(Extracts from a graphics dataset)

* * *

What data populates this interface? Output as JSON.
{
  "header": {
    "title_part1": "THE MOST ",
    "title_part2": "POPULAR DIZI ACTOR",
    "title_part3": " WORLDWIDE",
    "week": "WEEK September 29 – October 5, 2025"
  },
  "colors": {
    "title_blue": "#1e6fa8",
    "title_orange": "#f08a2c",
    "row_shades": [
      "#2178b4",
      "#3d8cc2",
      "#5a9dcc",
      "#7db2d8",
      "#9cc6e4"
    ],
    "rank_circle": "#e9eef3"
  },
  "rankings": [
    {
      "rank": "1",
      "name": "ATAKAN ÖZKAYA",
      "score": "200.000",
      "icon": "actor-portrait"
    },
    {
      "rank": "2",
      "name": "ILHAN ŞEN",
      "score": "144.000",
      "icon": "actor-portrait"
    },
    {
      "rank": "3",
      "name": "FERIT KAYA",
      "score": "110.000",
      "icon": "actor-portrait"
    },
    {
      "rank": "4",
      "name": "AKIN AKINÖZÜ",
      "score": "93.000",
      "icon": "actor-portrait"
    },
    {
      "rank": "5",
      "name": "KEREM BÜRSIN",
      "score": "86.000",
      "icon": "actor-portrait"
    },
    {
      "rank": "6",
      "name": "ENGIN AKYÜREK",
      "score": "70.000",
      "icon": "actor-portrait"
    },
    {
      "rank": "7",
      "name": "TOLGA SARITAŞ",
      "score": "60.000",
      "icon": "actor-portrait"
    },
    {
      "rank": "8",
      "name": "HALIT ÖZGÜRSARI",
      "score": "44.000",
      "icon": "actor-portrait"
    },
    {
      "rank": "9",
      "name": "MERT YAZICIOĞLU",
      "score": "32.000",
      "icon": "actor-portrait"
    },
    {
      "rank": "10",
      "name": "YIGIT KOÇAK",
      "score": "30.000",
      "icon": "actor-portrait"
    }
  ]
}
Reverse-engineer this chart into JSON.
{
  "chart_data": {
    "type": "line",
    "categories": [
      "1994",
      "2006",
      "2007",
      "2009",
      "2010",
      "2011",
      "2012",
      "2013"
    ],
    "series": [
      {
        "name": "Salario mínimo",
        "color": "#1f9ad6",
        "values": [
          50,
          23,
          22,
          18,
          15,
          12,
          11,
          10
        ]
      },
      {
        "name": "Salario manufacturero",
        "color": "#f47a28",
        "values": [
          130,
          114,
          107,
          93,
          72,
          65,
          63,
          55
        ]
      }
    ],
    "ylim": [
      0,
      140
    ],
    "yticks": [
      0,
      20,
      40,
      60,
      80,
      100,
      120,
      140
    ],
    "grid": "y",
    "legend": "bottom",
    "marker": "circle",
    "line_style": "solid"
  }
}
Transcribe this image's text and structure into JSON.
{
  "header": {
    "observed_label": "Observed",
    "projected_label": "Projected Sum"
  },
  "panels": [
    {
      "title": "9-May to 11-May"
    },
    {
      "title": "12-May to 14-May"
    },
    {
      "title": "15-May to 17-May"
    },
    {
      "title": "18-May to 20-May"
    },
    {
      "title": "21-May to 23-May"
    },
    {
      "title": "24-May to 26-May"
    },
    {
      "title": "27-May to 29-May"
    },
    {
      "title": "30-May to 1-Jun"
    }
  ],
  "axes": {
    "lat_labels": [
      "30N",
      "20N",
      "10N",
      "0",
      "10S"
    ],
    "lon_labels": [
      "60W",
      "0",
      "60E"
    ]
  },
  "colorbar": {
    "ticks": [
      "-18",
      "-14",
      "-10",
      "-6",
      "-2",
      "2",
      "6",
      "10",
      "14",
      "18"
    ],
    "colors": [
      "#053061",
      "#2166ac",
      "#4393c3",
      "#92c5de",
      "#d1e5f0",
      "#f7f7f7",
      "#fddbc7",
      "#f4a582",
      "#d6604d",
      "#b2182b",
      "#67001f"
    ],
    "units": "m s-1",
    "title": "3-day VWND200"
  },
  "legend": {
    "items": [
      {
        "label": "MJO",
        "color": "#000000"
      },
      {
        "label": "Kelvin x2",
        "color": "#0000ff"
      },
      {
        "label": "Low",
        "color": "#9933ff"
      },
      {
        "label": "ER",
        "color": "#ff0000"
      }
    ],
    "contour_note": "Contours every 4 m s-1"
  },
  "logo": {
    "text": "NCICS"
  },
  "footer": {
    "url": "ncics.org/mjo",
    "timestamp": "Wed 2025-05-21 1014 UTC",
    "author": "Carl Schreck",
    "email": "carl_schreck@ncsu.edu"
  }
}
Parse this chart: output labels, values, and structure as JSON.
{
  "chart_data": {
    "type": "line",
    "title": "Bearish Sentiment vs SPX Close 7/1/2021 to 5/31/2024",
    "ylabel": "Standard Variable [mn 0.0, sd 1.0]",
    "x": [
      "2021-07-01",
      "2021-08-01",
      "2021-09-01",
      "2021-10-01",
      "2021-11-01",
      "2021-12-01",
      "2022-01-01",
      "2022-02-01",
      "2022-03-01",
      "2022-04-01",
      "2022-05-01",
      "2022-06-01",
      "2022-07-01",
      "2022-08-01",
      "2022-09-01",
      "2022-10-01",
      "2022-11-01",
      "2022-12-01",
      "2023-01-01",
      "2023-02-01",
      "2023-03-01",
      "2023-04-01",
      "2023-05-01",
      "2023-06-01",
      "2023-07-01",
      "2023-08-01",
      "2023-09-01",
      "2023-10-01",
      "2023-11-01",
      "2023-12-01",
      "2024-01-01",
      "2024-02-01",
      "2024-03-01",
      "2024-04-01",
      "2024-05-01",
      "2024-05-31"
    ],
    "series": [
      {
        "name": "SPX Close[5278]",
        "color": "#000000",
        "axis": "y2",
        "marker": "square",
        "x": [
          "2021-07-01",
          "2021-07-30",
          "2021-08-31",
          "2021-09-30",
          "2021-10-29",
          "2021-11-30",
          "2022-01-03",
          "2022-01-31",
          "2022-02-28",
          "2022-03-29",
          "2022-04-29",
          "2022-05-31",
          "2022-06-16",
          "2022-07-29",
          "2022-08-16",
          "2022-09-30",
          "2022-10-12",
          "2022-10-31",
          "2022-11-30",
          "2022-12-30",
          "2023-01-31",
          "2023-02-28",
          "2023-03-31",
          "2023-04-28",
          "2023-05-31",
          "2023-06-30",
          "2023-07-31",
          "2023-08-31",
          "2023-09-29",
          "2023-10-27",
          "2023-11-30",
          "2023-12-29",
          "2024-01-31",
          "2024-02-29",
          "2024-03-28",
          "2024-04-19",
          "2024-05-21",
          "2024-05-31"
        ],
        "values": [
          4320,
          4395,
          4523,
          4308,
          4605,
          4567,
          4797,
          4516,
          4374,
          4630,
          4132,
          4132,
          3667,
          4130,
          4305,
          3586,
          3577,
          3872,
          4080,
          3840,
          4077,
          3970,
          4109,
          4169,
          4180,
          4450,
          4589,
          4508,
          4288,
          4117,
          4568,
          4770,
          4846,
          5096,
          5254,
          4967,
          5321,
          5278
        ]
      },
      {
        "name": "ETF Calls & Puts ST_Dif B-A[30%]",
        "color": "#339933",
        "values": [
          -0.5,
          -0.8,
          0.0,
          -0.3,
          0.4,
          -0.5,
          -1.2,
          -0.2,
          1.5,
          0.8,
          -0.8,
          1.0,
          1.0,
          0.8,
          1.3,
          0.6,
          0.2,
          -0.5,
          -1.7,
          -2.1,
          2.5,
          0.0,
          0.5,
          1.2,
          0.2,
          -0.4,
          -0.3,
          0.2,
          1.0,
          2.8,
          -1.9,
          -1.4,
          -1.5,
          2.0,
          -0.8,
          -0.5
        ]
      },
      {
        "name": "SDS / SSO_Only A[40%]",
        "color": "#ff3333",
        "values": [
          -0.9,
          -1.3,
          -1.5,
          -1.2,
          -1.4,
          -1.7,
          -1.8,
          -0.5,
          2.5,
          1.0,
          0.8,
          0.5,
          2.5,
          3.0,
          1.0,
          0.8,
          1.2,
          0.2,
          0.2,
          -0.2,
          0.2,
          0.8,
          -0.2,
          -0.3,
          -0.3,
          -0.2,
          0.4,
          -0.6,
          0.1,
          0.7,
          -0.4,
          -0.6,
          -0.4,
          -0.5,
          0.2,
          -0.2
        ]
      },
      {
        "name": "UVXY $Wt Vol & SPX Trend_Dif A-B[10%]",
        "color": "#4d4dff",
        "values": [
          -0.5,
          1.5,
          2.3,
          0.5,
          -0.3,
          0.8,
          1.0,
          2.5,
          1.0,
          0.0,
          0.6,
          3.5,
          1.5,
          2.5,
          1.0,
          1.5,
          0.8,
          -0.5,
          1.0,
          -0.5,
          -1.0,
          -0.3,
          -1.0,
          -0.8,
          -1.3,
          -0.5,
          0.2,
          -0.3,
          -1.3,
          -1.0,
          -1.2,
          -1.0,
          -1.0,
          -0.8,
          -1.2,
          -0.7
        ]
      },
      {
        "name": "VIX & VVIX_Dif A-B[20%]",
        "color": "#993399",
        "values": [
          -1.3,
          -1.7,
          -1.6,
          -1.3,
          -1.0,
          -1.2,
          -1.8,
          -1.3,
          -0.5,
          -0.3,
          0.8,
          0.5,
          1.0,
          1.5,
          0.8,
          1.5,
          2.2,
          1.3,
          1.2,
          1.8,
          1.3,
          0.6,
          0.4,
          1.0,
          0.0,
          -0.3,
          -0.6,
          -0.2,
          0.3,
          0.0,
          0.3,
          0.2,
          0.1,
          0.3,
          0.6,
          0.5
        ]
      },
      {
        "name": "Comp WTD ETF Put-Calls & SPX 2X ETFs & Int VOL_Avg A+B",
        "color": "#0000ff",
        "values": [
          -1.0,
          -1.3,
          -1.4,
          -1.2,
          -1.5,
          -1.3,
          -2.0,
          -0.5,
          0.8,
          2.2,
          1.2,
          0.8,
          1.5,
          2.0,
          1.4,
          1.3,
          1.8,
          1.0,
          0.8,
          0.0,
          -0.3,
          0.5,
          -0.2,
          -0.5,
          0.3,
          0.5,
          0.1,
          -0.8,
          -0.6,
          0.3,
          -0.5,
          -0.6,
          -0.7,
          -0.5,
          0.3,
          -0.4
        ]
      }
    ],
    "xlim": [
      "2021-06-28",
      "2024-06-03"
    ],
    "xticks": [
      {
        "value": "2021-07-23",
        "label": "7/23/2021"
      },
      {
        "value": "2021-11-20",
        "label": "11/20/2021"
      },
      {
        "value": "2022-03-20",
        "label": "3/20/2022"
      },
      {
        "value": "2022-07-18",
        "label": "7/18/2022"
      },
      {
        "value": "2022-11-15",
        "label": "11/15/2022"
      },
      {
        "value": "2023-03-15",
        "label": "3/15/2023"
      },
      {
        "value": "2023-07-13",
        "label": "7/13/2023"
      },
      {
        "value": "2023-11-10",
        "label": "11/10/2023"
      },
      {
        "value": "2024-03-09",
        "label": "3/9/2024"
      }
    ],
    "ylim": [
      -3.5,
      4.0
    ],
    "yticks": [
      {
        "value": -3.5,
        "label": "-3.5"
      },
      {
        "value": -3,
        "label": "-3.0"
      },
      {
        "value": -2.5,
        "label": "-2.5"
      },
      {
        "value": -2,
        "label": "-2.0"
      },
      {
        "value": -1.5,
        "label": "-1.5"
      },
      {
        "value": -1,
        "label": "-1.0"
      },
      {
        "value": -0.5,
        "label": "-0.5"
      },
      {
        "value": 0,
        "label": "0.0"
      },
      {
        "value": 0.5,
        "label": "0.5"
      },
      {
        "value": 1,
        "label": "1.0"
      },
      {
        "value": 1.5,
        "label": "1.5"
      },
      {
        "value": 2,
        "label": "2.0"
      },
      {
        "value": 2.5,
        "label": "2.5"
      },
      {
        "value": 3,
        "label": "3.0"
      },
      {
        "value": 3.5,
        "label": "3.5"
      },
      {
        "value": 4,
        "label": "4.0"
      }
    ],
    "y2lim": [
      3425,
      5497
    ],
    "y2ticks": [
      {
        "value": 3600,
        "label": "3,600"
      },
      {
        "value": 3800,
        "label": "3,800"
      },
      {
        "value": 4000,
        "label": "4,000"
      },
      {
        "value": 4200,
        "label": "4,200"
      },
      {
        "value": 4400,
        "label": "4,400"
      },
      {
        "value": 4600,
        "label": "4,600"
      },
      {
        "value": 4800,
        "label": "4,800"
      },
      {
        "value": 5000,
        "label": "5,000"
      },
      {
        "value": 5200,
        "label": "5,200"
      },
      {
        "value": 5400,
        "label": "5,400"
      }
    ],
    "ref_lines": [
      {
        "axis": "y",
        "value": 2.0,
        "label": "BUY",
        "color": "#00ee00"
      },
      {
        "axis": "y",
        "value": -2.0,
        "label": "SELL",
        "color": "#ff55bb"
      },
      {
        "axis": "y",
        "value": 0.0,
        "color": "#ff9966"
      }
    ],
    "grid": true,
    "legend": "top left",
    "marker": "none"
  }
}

* * *

Task to carry out – Copy out each line of the entries that holds "legend".

Problem solution –
    "legend": "bottom",
  "legend": {
    "legend": "top left",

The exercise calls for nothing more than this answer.